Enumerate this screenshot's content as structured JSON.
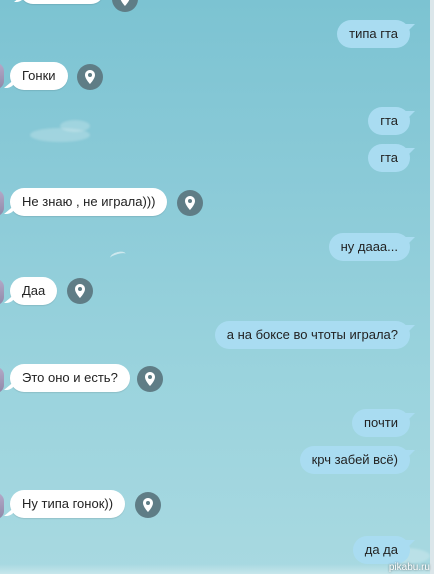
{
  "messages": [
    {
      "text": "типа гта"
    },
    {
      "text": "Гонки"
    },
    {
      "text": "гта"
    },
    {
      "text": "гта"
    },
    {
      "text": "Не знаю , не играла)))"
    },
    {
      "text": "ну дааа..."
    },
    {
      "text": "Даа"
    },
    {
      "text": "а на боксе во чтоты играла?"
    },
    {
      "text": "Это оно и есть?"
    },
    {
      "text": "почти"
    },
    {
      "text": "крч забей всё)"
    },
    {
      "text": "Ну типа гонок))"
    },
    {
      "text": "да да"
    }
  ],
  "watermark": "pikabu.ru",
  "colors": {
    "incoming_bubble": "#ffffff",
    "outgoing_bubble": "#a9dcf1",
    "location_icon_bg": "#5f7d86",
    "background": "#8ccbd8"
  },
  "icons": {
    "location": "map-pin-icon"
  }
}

**Task**
Write the entries above out again exactly, but not the pictures.

**Written response**
Enumerate this screenshot's content as structured JSON.
{
  "messages": [
    {
      "text": "типа гта"
    },
    {
      "text": "Гонки"
    },
    {
      "text": "гта"
    },
    {
      "text": "гта"
    },
    {
      "text": "Не знаю , не играла)))"
    },
    {
      "text": "ну дааа..."
    },
    {
      "text": "Даа"
    },
    {
      "text": "а на боксе во чтоты играла?"
    },
    {
      "text": "Это оно и есть?"
    },
    {
      "text": "почти"
    },
    {
      "text": "крч забей всё)"
    },
    {
      "text": "Ну типа гонок))"
    },
    {
      "text": "да да"
    }
  ],
  "watermark": "pikabu.ru",
  "colors": {
    "incoming_bubble": "#ffffff",
    "outgoing_bubble": "#a9dcf1",
    "location_icon_bg": "#5f7d86",
    "background": "#8ccbd8"
  },
  "icons": {
    "location": "map-pin-icon"
  }
}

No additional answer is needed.